_WHAT TO PRODUCE_: Answer with a number only: how many lines of the data contain "JSON"?

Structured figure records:
* START *

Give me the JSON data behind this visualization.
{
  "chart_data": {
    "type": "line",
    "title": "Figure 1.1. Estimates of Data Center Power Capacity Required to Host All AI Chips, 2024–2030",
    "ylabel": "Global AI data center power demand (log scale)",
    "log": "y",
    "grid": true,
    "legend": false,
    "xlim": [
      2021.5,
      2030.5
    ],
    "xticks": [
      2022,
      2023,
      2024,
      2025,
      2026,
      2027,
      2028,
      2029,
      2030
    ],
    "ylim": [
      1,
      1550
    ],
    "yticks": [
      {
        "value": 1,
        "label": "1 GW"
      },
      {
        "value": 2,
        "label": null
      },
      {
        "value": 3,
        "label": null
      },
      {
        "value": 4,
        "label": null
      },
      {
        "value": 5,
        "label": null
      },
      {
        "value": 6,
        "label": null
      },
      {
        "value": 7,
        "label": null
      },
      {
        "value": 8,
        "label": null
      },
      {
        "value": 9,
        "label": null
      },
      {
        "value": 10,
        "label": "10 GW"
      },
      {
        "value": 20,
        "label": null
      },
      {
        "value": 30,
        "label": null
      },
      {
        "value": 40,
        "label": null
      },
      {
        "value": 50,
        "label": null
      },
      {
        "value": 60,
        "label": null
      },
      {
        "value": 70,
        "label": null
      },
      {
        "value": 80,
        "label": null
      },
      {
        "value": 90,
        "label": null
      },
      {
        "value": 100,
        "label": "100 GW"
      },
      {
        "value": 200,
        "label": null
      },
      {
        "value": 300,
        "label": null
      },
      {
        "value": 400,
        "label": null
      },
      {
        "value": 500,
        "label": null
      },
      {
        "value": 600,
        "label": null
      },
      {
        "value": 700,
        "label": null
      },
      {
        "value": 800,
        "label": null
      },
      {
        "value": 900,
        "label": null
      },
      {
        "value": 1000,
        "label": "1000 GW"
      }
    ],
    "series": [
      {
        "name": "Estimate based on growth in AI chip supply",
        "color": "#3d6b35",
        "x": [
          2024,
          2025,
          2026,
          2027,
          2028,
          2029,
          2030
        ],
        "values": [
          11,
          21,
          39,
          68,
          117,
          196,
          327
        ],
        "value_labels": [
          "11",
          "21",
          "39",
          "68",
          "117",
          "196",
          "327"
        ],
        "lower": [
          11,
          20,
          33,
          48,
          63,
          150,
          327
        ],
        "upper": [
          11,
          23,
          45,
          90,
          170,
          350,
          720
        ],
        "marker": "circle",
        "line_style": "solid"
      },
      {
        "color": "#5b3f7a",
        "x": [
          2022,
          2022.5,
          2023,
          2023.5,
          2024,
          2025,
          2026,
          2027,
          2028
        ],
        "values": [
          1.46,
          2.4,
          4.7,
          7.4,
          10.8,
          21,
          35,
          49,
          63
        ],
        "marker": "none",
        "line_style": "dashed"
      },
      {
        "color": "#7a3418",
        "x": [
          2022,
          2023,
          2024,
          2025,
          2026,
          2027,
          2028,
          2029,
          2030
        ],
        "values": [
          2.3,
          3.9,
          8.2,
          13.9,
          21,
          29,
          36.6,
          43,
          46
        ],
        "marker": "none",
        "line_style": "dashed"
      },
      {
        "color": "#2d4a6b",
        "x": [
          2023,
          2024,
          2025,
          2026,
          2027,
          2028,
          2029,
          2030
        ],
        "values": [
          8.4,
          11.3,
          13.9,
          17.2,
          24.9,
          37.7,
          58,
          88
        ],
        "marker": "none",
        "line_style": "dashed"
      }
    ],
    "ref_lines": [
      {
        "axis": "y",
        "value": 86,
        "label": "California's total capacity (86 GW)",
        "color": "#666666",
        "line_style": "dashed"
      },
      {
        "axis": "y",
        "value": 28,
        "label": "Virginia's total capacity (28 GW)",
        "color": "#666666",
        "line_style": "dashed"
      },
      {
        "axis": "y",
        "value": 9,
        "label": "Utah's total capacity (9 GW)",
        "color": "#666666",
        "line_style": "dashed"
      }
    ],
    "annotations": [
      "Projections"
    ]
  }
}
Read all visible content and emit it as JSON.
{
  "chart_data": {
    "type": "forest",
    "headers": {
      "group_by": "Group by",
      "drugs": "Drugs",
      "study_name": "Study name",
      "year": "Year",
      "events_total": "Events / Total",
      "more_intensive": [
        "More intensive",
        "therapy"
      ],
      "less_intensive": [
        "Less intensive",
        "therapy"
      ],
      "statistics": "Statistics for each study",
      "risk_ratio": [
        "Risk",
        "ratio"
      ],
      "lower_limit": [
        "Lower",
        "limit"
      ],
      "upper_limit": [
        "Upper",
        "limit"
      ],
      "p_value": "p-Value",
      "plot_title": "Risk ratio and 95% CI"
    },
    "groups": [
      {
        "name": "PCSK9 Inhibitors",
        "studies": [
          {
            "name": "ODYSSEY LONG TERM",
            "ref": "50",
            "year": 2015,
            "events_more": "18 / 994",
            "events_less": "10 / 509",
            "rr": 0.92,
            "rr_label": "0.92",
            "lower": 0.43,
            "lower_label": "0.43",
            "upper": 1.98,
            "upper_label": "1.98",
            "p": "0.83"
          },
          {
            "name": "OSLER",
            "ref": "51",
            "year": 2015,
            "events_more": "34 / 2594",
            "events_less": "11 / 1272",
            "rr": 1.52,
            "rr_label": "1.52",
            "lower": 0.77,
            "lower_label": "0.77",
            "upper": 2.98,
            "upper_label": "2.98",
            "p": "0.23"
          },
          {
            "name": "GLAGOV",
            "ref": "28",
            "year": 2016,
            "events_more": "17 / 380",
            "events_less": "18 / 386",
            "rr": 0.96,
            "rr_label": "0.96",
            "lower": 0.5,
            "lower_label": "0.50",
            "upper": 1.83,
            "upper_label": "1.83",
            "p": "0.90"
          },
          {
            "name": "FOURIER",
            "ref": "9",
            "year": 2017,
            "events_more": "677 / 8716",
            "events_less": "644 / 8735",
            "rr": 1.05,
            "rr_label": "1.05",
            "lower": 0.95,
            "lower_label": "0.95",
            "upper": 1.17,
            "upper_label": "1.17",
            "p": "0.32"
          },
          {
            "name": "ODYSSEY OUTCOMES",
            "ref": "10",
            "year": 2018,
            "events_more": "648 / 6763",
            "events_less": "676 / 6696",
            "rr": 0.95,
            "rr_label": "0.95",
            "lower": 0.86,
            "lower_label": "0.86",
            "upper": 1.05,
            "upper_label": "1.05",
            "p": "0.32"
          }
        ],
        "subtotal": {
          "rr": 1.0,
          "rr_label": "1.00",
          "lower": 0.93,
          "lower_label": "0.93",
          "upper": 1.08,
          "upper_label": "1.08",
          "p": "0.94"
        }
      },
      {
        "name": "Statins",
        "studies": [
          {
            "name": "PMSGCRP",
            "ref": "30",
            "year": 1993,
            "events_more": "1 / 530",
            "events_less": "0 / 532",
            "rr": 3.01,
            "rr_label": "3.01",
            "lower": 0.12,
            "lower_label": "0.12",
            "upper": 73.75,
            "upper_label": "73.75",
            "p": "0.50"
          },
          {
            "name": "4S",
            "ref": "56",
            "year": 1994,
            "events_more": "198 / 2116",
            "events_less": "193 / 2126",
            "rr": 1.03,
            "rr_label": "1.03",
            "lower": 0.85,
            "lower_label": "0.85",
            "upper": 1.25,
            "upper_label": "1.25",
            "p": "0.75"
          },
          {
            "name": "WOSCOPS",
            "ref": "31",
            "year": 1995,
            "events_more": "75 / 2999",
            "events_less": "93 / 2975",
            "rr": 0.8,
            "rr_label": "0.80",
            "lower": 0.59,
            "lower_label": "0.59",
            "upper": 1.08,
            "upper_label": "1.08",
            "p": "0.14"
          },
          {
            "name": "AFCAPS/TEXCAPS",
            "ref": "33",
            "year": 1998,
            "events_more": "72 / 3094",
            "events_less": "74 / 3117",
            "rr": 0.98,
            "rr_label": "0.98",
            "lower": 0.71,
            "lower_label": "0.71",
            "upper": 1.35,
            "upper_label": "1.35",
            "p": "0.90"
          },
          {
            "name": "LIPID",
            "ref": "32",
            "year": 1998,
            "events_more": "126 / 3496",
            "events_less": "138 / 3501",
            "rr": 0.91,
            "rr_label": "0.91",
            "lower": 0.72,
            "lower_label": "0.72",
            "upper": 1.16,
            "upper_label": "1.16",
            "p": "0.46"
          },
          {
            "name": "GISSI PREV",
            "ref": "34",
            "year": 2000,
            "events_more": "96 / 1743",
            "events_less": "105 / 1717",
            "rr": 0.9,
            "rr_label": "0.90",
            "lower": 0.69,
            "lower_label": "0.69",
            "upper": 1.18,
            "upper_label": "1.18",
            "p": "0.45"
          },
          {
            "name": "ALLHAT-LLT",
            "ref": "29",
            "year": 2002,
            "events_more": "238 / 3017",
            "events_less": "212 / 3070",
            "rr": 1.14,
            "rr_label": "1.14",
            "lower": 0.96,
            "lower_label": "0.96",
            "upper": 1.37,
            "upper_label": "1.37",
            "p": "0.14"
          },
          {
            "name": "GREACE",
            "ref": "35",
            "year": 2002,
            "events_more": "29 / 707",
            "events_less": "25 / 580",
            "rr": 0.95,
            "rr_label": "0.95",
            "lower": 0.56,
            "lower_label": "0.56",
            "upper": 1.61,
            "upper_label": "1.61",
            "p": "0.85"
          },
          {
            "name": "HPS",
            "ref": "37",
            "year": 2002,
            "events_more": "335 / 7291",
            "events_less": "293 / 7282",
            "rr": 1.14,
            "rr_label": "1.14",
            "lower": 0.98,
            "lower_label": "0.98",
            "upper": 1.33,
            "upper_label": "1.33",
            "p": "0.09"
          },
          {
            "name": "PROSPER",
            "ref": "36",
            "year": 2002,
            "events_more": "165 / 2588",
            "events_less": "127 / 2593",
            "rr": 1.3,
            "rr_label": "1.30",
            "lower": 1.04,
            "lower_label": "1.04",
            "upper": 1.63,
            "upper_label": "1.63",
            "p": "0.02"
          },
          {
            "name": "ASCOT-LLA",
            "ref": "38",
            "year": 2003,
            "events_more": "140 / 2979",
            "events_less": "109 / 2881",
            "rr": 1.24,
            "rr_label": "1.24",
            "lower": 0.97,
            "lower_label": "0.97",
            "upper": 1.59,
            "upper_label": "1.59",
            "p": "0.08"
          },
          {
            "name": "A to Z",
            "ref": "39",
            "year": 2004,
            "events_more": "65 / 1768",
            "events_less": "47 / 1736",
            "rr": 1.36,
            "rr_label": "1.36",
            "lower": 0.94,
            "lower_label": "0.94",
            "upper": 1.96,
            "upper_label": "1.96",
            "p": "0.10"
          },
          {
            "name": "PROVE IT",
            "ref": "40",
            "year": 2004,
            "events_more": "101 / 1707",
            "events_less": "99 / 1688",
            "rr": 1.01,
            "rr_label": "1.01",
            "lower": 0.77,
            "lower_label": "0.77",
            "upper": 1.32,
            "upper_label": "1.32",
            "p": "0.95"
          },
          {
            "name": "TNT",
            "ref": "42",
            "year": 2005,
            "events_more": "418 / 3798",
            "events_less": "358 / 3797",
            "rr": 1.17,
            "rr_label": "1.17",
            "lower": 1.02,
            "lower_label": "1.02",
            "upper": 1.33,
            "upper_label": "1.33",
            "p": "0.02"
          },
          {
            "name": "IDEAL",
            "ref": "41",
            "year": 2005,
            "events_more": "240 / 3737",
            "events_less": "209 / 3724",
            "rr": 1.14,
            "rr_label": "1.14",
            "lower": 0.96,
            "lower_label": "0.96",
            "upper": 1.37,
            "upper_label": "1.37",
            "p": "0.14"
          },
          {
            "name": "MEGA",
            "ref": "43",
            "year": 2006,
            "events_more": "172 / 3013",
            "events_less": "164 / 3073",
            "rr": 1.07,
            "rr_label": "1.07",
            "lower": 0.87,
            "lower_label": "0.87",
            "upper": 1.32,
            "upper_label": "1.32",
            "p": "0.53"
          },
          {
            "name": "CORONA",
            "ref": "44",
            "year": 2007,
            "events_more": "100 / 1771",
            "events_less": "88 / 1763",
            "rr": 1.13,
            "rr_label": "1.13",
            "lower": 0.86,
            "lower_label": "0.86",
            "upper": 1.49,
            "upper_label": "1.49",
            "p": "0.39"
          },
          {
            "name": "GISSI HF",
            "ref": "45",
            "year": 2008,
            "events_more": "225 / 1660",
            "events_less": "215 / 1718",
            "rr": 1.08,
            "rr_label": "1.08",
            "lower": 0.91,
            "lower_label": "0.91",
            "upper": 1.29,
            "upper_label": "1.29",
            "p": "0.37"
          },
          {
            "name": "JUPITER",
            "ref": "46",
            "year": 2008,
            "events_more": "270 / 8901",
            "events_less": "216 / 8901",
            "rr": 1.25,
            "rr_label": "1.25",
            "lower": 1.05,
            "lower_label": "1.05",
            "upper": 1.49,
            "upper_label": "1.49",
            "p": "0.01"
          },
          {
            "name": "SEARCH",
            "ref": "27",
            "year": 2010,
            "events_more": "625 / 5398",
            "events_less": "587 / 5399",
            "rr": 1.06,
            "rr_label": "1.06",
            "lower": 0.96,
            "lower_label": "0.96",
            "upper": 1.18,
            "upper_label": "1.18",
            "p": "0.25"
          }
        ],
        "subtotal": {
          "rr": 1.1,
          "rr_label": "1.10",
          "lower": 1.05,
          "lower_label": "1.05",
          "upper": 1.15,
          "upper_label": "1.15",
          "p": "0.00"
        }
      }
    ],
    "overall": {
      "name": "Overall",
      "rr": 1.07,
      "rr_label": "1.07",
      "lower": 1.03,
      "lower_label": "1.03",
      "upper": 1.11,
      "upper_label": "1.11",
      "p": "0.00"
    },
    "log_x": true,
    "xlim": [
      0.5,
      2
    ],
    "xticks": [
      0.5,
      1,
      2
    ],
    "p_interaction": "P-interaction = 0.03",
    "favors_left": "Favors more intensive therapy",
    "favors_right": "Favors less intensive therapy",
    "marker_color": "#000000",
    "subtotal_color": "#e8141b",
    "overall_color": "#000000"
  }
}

* END *

_FULL OUTPUT_: 2